Once the galleon reaches the appropriate nation of Felinia, the merchants disembark one by one.  They are then able to turn over 2 Trade Tokens, and then move 2 spaces to end in a province containing one of these tokens.  This token then goes to the merchant's controlling player, counting towards their final score.  As well as gaining Trade Tokens, the placement of the Merchant Tokens themselves is another strategic factor.  A lone merchant is worth 1 point at the end of the game, but 2 merchants in adjacent provinces are worth 2 points each, 3 adjacent merchants are worth 3 points each, and so on.  This doesn't just push the players to try and keep their trading outposts close together, but also can lead to players deliberately setting up their outposts to interrupt a line of their opponent's merchants before their score can rack up too high.
When all merchants have disembarked the galleons return to the port, their Ship Tile is discarded and replaced with a new one from the top of the deck.  The auction houses are all fully replenished, the first turn card passes clockwise to the next player, and a new round begins.  There are two ways the game can end; the first player places his final Merchant Token on a ship, or the final Ship Tile is placed from the deck onto a galleon.  In either case all ships set sail (regardless of whether they're full to capacity), and once the merchants have established their outposts the game is over.  Points are tallied and the winner can be declared.

Felinia is admittedly quite a slow game to begin with.  It tends to take 2-3 turns before the first ship sets sail, but once that happens and the trading outposts begin to get established, the game quickly accelerates and becomes quite busy and compelling.  It does feel very much as though it's divided into two halves; bidding and exploration, with bidding being the greater aspect of the game, but these two halves do mesh extremely well, leaving a smooth, cleanly-running game system.
As we've mentioned a couple of times, Felinia is a very strategic game, with many ways to foil your opponents.  If it's obvious that your opponent is after one particular Merchandise Tile, you can make it your mission to outbid them at all costs, even if it's not an item of merchandise you particularly need.  If they're establishing a number of outposts in close succession then you can damage their final score by landing your merchant right in the middle of their territory.  If they're collecting a high number of purple Trade Tokens you can try to sneak in and grab a few of your own to prevent them from getting the maximum score out of their own.
As you can tell, we were very impressed with Felinia overall.  It's simple to pick up, tough to master, and if played with some strategically-minded people it can prove to be a very competitive (and slightly back-stabbing) game.  Set-up and put-away time are both mercifully short, and the game itself tends to clock in at around the hour mark, making it a good game to get involved in without kissing goodbye to your entire evening.

▸ GOALS:
1. Reproduce word for word the passage of the Felinia review starting at "When all merchants" and ending at "can be declared.".
2. Answer these questions from the Felinia review:
(a) How many points is a lone merchant worth at the end of the game?
(b) How many turns does it tend to take before the first ship sets sail?
(c) About how long does a game tend to last?

▸ RECORD SET:

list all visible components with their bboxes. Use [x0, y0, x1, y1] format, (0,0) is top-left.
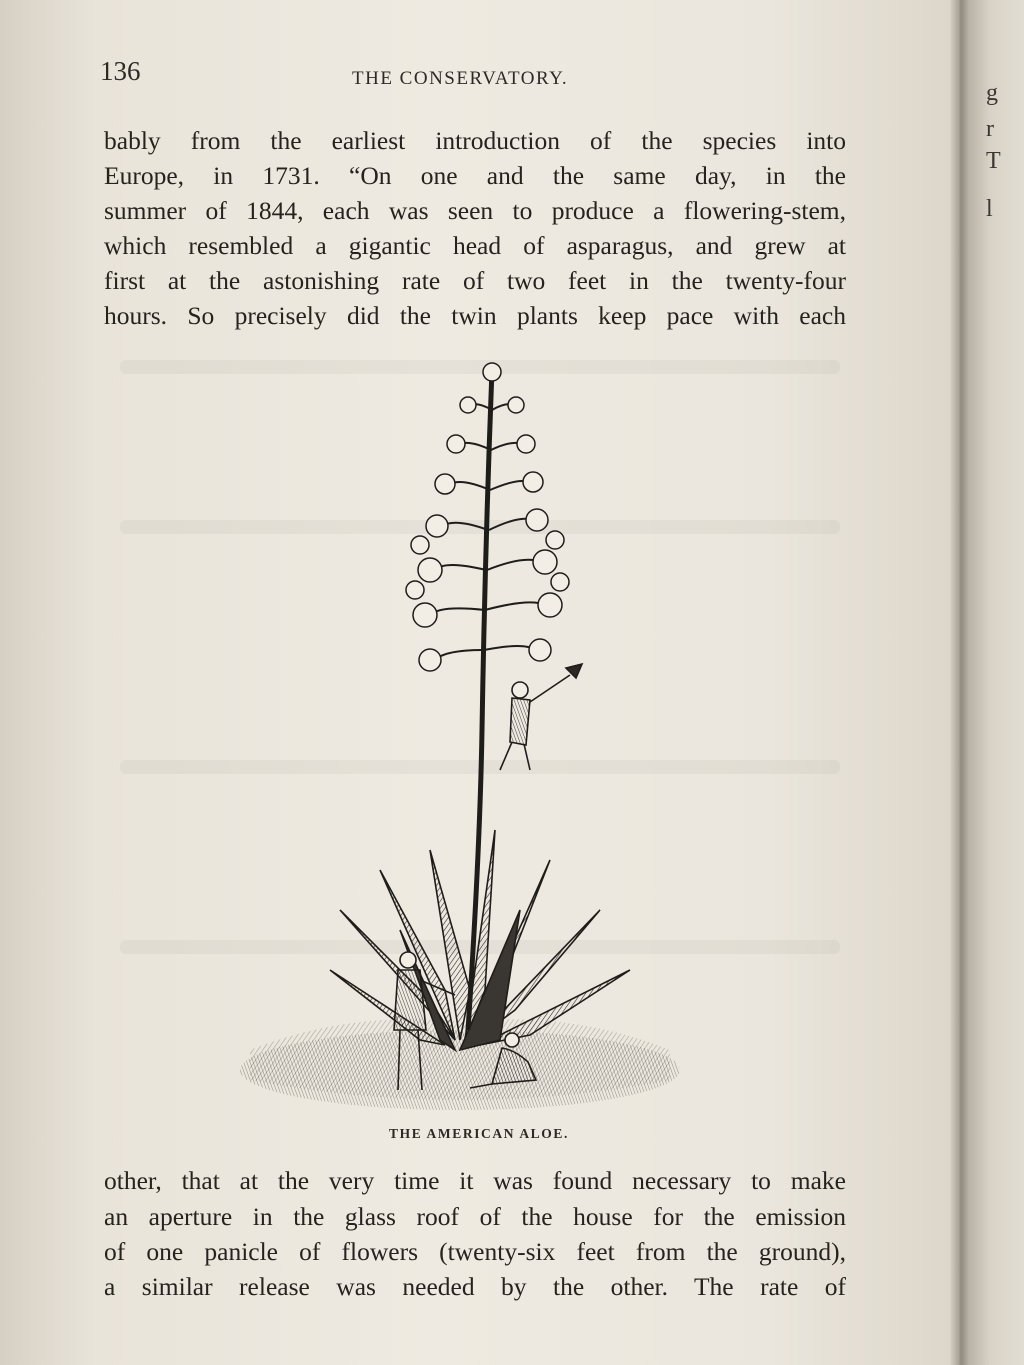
- body-line: hours. So precisely did the twin plants keep pace with each: [104, 301, 846, 330]
- facing-page-edge: [968, 0, 1024, 1365]
- body-line: an aperture in the glass roof of the house for the emission: [104, 1202, 846, 1231]
- book-gutter: [950, 0, 970, 1365]
- running-head: THE CONSERVATORY.: [352, 68, 569, 89]
- body-line: a similar release was needed by the other. The rate of: [104, 1272, 846, 1301]
- body-line: summer of 1844, each was seen to produce a flowering-stem,: [104, 196, 846, 225]
- facing-page-glyph: g: [986, 80, 998, 106]
- body-line: first at the astonishing rate of two feet in the twenty-four: [104, 266, 846, 295]
- american-aloe-engraving: [230, 350, 690, 1130]
- body-line: of one panicle of flowers (twenty-six feet from the ground),: [104, 1237, 846, 1266]
- body-line: other, that at the very time it was found necessary to make: [104, 1166, 846, 1195]
- page-number: 136: [100, 56, 141, 86]
- body-line: bably from the earliest introduction of the species into: [104, 126, 846, 155]
- facing-page-glyph: r: [986, 116, 994, 142]
- figure-caption: THE AMERICAN ALOE.: [389, 1126, 569, 1141]
- body-line: which resembled a gigantic head of asparagus, and grew at: [104, 231, 846, 260]
- body-line: Europe, in 1731. “On one and the same day, in the: [104, 161, 846, 190]
- facing-page-glyph: l: [986, 196, 993, 222]
- climbing-figure: [500, 664, 582, 770]
- facing-page-glyph: T: [986, 148, 1001, 174]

▸ ANSWER LIST:
1.
When all merchants have disembarked the galleons return to the port, their Ship Tile is discarded and replaced with a new one from the top of the deck.  The auction houses are all fully replenished, the first turn card passes clockwise to the next player, and a new round begins.  There are two ways the game can end; the first player places his final Merchant Token on a ship, or the final Ship Tile is placed from the deck onto a galleon.  In either case all ships set sail (regardless of whether they're full to capacity), and once the merchants have established their outposts the game is over.  Points are tallied and the winner can be declared.

2.
(a) 1 point.
(b) 2-3 turns.
(c) Around the hour mark.